● **DIRECTIONS FOR THIS TASK**
Copy the lines holding the word "Recumbency", all of them.

● **RECORDS SUPPLIED**

☆ ☆ ☆ ☆ ☆

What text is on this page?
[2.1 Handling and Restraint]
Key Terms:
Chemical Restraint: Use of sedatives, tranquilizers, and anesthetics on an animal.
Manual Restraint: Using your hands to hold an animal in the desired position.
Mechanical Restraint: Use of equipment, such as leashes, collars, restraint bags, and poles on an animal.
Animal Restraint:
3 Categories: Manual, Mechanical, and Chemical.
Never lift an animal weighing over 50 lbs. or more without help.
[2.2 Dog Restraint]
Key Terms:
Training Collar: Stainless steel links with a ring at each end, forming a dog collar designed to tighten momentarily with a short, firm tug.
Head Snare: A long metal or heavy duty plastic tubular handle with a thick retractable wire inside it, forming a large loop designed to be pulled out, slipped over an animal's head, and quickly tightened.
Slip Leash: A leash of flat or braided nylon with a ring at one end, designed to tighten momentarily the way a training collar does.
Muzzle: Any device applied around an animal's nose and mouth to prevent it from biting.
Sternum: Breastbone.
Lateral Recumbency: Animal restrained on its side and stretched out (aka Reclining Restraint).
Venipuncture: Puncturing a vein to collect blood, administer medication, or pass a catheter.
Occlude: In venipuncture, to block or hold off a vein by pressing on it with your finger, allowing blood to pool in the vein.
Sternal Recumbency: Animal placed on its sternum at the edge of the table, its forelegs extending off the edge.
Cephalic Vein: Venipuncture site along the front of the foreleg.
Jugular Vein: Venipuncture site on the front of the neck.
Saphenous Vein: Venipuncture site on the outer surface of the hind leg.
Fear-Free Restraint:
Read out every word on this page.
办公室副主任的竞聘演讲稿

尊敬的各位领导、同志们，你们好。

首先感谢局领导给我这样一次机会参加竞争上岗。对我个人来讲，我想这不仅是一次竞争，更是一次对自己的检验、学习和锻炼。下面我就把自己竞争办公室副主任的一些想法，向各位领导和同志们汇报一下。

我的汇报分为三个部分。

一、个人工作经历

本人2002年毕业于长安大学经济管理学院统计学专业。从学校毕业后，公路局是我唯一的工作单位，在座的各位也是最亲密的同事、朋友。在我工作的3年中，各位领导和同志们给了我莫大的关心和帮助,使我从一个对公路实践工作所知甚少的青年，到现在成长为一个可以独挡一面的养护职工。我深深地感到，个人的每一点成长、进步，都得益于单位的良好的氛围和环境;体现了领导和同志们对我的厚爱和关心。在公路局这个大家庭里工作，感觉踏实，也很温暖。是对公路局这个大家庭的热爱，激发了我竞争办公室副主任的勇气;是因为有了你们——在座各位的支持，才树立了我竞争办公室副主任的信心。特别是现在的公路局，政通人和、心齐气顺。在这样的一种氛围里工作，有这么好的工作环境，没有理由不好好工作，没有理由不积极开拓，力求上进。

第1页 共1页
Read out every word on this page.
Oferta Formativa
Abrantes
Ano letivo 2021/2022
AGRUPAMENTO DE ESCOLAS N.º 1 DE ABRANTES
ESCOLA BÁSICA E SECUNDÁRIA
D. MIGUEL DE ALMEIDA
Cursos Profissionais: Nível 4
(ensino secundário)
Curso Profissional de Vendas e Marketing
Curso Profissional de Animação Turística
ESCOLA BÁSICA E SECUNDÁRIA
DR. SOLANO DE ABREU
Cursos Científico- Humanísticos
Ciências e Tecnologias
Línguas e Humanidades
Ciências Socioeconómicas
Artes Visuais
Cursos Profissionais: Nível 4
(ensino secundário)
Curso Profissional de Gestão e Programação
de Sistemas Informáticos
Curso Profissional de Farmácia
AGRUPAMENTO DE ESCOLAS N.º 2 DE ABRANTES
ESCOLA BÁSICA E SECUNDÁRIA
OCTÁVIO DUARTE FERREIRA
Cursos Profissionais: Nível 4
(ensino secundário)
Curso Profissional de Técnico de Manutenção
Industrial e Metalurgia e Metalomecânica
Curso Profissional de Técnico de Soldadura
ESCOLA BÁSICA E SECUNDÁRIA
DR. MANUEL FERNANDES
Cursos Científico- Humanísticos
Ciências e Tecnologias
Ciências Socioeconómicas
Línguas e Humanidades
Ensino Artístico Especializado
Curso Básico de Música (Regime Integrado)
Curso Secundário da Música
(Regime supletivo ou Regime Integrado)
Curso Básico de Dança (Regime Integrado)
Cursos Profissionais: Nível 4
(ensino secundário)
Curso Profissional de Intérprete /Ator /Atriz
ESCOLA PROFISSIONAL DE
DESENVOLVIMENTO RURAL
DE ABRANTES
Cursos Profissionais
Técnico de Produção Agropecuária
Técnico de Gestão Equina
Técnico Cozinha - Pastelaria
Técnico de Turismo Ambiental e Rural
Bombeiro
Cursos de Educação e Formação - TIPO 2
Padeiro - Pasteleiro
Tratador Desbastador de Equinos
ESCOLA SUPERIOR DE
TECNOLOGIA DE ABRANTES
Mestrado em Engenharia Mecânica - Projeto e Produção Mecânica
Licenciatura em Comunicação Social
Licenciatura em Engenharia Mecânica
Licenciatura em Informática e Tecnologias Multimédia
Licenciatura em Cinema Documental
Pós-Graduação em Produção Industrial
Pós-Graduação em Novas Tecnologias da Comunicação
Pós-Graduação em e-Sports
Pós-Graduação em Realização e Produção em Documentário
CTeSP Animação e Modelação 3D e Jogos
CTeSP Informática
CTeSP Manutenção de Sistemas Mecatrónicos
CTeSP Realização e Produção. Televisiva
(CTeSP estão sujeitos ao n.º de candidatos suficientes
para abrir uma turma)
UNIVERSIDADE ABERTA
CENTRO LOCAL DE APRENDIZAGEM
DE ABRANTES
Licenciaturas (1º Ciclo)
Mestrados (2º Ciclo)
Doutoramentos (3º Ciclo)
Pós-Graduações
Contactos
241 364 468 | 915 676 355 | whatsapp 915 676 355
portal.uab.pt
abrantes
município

☆ ☆ ☆ ☆ ☆

● **REPLY**
Lateral Recumbency: Animal restrained on its side and stretched out (aka Reclining Restraint).
Sternal Recumbency: Animal placed on its sternum at the edge of the table, its forelegs extending off the edge.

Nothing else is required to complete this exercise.